Challenge: Repeat all of the material below exactly as written, images excluded.

Supplied data:
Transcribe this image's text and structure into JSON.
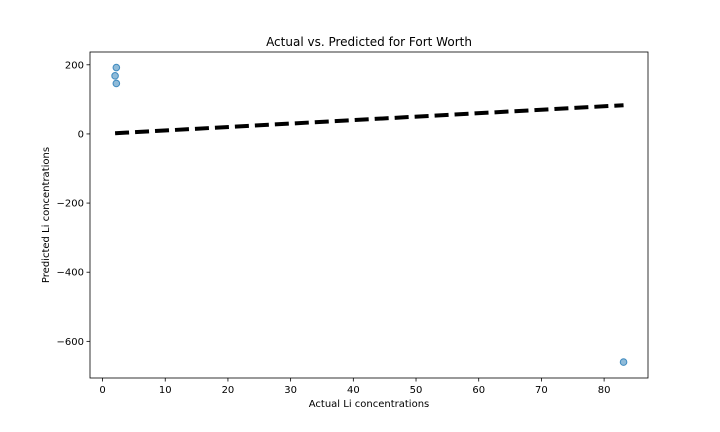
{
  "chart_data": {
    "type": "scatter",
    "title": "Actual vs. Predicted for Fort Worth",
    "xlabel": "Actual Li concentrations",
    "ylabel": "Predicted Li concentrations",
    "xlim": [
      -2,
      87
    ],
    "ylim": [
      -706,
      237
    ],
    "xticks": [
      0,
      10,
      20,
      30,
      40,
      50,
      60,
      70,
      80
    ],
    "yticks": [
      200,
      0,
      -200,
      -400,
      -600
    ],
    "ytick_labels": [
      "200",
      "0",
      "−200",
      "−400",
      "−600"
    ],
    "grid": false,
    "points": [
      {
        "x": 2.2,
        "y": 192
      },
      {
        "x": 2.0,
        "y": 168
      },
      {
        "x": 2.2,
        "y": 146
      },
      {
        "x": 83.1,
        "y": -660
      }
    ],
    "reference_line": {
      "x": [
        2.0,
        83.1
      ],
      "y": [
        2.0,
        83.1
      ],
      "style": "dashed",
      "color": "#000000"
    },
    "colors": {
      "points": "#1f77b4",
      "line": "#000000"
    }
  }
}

Written response:
Transcribe this image's text and structure into JSON.
{
  "chart_data": {
    "type": "scatter",
    "title": "Actual vs. Predicted for Fort Worth",
    "xlabel": "Actual Li concentrations",
    "ylabel": "Predicted Li concentrations",
    "xlim": [
      -2,
      87
    ],
    "ylim": [
      -706,
      237
    ],
    "xticks": [
      0,
      10,
      20,
      30,
      40,
      50,
      60,
      70,
      80
    ],
    "yticks": [
      200,
      0,
      -200,
      -400,
      -600
    ],
    "ytick_labels": [
      "200",
      "0",
      "−200",
      "−400",
      "−600"
    ],
    "grid": false,
    "points": [
      {
        "x": 2.2,
        "y": 192
      },
      {
        "x": 2.0,
        "y": 168
      },
      {
        "x": 2.2,
        "y": 146
      },
      {
        "x": 83.1,
        "y": -660
      }
    ],
    "reference_line": {
      "x": [
        2.0,
        83.1
      ],
      "y": [
        2.0,
        83.1
      ],
      "style": "dashed",
      "color": "#000000"
    },
    "colors": {
      "points": "#1f77b4",
      "line": "#000000"
    }
  }
}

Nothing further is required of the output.